→ Work required
Report every row below that contains the string "medical", copying each such row in full. Case counts.

[Part of a data file]

----

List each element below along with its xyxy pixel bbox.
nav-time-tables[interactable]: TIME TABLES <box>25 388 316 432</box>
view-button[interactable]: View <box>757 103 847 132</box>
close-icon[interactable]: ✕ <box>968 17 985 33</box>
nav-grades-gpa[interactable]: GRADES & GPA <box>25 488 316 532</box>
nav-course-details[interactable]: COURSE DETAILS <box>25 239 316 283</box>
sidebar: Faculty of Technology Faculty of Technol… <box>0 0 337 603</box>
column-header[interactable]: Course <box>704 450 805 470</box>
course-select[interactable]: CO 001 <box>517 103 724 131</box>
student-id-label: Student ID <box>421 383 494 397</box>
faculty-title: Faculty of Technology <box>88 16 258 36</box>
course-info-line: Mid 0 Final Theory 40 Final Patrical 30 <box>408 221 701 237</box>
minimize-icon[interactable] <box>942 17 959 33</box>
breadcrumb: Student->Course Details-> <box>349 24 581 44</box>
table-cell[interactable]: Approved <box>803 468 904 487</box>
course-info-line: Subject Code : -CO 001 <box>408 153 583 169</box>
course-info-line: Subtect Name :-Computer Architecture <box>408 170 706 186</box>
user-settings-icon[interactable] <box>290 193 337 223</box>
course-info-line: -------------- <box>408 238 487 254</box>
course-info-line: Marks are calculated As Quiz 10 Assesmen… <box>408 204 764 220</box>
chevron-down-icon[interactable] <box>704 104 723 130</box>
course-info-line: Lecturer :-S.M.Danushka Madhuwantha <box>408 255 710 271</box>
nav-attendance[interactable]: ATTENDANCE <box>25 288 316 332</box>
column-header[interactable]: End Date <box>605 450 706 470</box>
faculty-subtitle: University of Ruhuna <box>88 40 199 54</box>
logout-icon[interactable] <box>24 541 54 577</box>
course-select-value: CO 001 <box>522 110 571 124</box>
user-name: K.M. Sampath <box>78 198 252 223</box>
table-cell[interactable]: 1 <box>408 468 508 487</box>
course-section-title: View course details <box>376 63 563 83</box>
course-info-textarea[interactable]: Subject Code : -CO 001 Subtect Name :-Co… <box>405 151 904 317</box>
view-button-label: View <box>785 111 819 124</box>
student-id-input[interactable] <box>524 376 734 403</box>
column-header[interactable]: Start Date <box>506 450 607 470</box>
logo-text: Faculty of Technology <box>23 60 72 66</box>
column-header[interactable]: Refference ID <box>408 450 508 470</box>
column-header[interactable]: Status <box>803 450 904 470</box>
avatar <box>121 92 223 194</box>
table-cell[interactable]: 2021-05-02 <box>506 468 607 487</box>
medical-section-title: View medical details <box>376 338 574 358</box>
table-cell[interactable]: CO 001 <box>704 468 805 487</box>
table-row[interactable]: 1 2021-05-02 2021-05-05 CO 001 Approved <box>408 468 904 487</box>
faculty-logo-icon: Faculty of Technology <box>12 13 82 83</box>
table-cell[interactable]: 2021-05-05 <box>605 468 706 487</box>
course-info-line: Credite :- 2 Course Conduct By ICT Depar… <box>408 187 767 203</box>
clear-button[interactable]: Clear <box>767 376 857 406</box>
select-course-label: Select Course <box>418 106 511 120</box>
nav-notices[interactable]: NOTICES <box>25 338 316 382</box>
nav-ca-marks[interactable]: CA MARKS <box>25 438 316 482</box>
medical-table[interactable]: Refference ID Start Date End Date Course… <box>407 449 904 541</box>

----

→ Solution to the problem
medical-section-title: View medical details <box>376 338 574 358</box>
medical-table[interactable]: Refference ID Start Date End Date Course… <box>407 449 904 541</box>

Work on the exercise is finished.